Skip to main content
U.S. flag

An official website of the United States government

Official websites use .gov
A .gov website belongs to an official government organization in the United States.

Secure .gov websites use HTTPS
A lock ( ) or https:// means you’ve safely connected to the .gov website. Share sensitive information only on official, secure websites.

Express Interest in Working With CAISI

Over the coming months, the Center for AI Standards and Innovation (CAISI), at the National Institute for Standards and Technology (NIST), will be engaging a wide range of AI experts to help us deliver on America’s AI Action Plan.

CAISI is leading a number of exciting initiatives and will be offering multiple ways to get involved (e.g., federal hiring, guest researcher arrangements, non-profit collaborations). This page presents some of those initiatives and a way for you to express interest in working with us.

About CAISI

CAISI works within NIST at the Department of Commerce, and has been designated by Secretary of Commerce Howard Lutnick to serve as industry’s primary point of contact within the U.S. government for testing and research on frontier AI.  Under President Trump’s AI Action Plan, CAISI received seventeen taskings spanning AI security research, national security evaluations, analysis of global AI competition, measurement science, interagency coordination on AI, and developing voluntary standards.

▸ TASK LIST:
1. According to the page on working with CAISI, how many taskings did CAISI receive under the AI Action Plan?
2. Write a continuation of the page on working with CAISI, picking up right after its final sentence.

▸ RECORDED DATA:
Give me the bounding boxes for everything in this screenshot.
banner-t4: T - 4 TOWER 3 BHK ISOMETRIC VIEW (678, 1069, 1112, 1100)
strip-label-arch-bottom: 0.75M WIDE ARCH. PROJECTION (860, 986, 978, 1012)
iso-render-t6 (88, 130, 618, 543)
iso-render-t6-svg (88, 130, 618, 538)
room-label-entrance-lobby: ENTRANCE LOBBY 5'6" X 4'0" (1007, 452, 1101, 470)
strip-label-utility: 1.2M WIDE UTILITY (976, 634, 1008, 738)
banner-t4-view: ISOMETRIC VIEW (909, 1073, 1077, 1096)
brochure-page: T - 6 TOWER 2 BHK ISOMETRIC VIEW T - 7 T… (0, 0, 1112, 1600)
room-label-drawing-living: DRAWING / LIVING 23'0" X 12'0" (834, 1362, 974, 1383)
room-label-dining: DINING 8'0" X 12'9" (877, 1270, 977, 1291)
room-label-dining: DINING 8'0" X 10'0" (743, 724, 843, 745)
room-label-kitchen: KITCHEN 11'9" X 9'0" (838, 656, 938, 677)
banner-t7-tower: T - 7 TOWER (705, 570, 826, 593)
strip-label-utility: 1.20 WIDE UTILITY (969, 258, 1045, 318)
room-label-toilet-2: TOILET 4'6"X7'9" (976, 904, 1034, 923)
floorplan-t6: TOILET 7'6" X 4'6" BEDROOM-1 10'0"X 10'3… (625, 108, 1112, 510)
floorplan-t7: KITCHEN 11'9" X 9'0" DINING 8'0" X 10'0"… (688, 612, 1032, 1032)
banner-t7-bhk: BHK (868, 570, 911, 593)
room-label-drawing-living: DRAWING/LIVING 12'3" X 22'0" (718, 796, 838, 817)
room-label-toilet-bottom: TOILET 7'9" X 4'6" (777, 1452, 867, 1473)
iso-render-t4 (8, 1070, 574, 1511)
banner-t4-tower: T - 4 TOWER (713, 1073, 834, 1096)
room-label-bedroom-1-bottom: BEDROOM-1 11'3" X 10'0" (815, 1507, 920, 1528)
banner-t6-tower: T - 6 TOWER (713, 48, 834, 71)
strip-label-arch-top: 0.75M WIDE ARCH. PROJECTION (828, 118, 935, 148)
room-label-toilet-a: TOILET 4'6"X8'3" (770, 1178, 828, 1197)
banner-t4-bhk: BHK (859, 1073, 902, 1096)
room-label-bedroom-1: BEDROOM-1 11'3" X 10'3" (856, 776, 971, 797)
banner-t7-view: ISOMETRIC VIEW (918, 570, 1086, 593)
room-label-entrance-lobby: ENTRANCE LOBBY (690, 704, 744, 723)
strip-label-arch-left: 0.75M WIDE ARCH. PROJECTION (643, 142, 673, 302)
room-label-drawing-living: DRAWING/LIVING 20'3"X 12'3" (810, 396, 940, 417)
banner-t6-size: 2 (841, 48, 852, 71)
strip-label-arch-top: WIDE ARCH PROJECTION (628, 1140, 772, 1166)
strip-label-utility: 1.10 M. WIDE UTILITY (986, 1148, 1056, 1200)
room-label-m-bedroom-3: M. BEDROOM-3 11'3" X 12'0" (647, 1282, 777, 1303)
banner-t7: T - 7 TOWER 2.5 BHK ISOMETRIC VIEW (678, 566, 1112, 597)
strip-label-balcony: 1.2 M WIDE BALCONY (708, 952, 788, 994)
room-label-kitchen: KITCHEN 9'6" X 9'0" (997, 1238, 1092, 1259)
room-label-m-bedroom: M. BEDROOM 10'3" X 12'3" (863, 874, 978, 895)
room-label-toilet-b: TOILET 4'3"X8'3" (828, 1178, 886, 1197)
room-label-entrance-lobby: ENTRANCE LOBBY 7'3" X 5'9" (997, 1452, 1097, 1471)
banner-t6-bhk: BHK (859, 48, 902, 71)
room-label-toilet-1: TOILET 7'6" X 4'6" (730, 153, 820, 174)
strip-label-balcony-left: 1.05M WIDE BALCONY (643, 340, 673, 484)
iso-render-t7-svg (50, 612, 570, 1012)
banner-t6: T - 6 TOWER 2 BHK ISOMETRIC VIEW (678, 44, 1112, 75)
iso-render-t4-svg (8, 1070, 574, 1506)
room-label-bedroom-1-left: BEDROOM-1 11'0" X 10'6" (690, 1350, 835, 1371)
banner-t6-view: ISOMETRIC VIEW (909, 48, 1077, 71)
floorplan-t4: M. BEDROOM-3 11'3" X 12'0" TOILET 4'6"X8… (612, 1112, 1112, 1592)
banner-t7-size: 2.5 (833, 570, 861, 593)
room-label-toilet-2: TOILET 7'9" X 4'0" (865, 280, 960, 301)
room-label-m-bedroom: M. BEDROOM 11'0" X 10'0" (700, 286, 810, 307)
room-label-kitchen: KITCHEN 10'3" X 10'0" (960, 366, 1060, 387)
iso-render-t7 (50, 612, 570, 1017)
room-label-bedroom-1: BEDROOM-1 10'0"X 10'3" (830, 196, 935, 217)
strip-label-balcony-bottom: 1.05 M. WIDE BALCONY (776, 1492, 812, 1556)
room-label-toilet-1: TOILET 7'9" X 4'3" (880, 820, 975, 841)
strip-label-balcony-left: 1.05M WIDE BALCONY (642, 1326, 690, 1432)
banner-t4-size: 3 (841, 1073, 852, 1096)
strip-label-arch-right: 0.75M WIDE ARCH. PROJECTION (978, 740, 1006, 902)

▸ OUTPUTS IN ORDER:
1. Seventeen.

2.
Leading AI companies partner with CAISI on a voluntary basis for support in evaluating their most capable models prior to deployment. CAISI also maintains close partnerships across the federal government, including the intelligence community, and has built a premier reputation within the U.S. government.

Example Initiatives

In line with taskings from Secretary Lutnick and the AI Action Plan, example initiatives include:

  • AI security: Measuring and improving the security of AI systems.
    • Assessing susceptibility to attacks such as prompt injections and jailbreaks, and the feasibility of backdoor detection
    • Manual and automated red-teaming of AI agent systems
    • Technical work and writing to support development of AI security guidelines
  • Guidelines and voluntary standards: Developing useful resources for the AI industry and government agencies, on topics including:
    • The security and robustness of AI systems and mitigating potential vulnerabilities when deploying AI agents
    • Ensuring that AI evaluations are informative and reproducible
  • AI capability evaluations in cyber, chemistry, and biology: Developing, running, and interpreting evaluations in order to understand impacts on national security.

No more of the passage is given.